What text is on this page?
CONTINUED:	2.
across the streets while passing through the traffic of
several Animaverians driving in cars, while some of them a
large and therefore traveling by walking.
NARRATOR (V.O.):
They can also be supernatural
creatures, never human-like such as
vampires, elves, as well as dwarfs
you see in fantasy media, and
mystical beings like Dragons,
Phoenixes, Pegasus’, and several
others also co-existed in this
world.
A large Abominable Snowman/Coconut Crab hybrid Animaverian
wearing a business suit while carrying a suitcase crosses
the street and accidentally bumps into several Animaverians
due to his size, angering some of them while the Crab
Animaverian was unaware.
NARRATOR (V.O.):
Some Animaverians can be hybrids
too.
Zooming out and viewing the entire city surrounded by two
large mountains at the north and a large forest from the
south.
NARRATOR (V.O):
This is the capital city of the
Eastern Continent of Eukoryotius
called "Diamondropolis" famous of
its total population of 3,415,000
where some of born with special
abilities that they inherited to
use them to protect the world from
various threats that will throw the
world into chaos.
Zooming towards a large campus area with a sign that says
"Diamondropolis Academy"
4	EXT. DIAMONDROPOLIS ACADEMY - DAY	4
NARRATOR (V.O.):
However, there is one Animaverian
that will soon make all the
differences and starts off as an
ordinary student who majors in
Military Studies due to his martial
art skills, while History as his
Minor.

┄┄┄┄┄┄┄┄┄┄┄┄┄┄┄┄┄┄┄┄

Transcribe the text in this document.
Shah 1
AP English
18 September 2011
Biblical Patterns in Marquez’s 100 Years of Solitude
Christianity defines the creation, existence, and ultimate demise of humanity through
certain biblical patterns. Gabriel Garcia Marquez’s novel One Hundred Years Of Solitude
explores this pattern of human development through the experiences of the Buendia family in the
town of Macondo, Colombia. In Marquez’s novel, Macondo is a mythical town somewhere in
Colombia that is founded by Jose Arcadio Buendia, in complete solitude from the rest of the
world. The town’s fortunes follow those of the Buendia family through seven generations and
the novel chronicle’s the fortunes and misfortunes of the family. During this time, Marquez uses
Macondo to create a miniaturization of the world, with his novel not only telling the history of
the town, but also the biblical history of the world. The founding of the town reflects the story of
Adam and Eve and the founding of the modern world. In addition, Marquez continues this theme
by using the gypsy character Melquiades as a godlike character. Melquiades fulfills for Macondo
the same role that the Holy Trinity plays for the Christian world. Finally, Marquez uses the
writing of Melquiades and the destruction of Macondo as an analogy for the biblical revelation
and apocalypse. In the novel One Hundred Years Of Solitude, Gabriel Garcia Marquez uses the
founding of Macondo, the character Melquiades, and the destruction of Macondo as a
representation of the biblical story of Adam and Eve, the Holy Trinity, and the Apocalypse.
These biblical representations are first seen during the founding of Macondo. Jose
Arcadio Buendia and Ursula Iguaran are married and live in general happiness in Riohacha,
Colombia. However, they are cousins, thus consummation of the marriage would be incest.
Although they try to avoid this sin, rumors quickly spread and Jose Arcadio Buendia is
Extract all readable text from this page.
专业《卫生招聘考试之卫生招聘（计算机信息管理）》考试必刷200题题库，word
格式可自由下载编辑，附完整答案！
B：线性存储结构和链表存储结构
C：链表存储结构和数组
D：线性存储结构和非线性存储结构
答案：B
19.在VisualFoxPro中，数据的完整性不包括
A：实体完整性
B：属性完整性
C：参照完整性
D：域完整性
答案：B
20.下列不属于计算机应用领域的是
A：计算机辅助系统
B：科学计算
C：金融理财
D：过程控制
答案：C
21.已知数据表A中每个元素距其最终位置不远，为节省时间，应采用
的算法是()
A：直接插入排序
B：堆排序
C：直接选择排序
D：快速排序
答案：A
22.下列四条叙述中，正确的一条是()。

┄┄┄┄┄┄┄┄┄┄┄┄┄┄┄┄┄┄┄┄

= AIM =
Copy every line above that holds the word "page".

= ANSWER TO THE TASK =
What text is on this page?
Extract all readable text from this page.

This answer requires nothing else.